- Exercise directions
Locate each line holding the string "this" and copy it.

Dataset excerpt
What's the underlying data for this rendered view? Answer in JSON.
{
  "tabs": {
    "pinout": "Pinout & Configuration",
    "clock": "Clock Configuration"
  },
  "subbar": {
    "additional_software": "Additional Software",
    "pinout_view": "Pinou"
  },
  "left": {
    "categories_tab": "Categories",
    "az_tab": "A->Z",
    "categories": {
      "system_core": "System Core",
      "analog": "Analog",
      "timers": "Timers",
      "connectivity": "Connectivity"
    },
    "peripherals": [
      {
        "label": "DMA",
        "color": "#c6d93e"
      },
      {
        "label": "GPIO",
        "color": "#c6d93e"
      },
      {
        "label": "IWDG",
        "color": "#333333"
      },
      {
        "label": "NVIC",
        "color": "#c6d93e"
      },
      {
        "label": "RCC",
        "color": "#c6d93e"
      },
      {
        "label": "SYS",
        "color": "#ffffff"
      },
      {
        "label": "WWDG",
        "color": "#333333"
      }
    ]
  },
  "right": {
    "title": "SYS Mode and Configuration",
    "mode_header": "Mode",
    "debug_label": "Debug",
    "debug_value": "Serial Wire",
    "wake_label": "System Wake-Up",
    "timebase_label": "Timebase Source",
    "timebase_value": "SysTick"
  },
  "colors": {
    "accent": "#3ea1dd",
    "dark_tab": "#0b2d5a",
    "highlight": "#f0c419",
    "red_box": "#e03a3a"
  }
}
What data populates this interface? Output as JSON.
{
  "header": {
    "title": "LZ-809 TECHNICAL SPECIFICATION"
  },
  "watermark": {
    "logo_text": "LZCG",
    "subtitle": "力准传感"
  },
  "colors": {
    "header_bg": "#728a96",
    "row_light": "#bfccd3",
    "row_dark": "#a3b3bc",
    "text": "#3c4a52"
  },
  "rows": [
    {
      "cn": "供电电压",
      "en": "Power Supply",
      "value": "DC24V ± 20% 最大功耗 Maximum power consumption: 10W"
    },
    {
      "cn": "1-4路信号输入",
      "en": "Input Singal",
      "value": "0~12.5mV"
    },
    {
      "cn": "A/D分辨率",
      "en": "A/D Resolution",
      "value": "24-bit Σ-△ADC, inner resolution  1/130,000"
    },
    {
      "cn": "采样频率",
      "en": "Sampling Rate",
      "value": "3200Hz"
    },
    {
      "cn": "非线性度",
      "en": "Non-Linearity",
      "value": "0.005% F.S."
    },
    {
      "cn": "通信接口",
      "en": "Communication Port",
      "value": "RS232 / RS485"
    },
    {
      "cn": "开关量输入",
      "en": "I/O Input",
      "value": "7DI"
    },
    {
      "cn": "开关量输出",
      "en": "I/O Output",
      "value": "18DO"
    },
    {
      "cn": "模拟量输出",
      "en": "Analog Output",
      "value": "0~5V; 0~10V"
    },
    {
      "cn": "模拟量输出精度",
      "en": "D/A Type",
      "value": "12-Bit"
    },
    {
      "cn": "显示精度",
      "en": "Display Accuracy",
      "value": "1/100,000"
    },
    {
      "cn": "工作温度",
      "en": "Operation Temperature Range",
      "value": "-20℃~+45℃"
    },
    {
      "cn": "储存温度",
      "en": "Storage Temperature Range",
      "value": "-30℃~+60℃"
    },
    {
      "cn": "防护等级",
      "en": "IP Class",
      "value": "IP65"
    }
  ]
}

- Finished task
What's the underlying data for this rendered view? Answer in JSON.
What data populates this interface? Output as JSON.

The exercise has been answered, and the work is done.